(STORED ROWS):
┄┄┄┄┄┄┄┄┄┄┄┄┄┄┄┄┄┄┄┄

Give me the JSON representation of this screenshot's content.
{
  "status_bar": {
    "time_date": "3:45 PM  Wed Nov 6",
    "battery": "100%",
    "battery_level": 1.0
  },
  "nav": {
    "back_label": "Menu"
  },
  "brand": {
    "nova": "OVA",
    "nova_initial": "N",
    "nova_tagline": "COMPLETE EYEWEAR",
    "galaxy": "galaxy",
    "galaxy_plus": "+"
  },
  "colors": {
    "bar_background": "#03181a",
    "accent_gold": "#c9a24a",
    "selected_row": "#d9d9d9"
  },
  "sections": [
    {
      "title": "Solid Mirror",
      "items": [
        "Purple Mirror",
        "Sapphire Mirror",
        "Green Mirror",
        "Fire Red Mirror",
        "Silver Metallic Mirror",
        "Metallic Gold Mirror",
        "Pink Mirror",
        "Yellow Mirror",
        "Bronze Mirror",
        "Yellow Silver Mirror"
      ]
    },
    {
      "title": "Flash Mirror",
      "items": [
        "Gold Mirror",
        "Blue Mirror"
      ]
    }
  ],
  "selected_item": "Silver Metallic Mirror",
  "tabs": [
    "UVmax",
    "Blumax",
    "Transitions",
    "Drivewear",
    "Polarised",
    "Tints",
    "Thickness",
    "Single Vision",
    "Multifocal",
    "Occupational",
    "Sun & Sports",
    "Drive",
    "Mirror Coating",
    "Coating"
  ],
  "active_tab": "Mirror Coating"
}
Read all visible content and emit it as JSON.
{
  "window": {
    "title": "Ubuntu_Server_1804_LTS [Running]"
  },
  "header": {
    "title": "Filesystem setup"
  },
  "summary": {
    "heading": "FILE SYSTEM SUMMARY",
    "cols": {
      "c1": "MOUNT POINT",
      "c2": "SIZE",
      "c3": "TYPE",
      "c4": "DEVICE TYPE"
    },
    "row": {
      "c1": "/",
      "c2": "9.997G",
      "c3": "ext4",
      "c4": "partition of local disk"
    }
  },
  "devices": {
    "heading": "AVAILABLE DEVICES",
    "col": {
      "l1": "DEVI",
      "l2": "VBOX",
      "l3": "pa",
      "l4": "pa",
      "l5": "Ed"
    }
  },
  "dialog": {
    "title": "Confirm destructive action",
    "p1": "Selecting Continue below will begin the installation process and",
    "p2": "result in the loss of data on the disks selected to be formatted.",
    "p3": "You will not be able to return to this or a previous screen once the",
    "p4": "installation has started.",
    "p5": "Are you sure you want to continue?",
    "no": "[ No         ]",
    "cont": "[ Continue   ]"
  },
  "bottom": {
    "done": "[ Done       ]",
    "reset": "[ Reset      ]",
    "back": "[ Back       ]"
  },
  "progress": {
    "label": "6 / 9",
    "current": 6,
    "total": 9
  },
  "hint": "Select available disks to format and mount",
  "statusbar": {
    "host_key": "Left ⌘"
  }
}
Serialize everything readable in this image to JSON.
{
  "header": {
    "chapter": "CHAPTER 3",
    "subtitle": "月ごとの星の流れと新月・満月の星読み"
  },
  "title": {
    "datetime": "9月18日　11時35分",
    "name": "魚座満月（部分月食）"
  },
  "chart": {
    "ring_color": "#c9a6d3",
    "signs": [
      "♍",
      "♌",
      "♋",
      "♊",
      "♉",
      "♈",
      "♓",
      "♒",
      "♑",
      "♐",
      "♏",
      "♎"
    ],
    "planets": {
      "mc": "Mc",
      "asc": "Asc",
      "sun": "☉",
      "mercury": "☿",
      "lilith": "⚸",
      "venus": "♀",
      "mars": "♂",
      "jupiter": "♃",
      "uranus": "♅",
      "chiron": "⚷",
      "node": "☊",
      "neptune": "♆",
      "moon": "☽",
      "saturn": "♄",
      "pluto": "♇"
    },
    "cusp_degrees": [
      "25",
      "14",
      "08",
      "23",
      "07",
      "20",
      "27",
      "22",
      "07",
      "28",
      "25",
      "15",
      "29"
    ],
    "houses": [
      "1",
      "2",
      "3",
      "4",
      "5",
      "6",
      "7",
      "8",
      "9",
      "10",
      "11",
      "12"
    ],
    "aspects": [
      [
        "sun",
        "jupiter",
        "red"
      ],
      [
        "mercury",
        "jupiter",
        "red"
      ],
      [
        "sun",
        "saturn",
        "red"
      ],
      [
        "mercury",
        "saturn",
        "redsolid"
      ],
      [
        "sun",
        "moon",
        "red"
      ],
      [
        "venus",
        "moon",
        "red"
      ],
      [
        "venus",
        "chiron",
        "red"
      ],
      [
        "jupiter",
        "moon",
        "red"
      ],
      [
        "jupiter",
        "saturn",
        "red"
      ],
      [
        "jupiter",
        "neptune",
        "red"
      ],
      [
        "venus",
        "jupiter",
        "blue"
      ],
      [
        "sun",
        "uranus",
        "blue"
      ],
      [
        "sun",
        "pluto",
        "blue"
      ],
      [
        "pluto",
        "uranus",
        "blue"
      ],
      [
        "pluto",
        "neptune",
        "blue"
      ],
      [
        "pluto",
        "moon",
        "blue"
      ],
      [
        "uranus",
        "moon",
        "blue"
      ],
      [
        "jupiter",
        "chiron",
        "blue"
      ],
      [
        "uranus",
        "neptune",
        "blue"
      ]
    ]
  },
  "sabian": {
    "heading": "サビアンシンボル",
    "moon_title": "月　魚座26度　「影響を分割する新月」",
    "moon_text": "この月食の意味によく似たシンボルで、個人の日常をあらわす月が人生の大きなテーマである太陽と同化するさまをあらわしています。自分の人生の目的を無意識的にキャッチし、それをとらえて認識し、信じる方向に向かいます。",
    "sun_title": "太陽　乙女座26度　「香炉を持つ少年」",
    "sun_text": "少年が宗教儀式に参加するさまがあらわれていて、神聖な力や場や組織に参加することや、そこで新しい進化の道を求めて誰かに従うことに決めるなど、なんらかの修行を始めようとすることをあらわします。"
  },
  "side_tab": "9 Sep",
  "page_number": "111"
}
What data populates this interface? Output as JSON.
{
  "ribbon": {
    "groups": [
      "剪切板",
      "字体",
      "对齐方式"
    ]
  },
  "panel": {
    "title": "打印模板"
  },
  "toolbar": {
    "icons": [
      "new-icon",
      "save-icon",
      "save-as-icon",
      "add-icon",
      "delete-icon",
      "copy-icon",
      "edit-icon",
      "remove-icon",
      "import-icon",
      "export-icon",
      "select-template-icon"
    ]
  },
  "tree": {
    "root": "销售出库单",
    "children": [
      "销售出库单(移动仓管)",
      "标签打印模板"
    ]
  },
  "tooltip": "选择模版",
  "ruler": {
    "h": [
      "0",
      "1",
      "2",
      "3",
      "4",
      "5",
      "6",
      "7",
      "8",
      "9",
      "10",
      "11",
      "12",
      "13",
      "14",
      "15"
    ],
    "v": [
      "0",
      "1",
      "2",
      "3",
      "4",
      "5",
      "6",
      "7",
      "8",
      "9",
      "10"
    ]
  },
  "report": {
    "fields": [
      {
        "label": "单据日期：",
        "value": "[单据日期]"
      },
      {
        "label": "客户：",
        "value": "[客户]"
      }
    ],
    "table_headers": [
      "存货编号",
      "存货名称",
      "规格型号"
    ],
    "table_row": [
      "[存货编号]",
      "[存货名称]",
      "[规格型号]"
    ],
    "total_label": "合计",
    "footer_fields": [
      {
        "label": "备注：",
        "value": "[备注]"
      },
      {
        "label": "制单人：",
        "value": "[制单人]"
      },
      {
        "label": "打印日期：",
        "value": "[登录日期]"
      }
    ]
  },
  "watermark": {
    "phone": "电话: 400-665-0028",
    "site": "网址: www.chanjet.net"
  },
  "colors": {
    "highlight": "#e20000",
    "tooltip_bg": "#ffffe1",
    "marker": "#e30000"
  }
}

┄┄┄┄┄┄┄┄┄┄┄┄┄┄┄┄┄┄┄┄

(TASK BRIEF): Gather up, from the records above, each line where the word "heading" appears.

(TASK RESULT):
    "heading": "FILE SYSTEM SUMMARY",
    "heading": "AVAILABLE DEVICES",
    "heading": "サビアンシンボル",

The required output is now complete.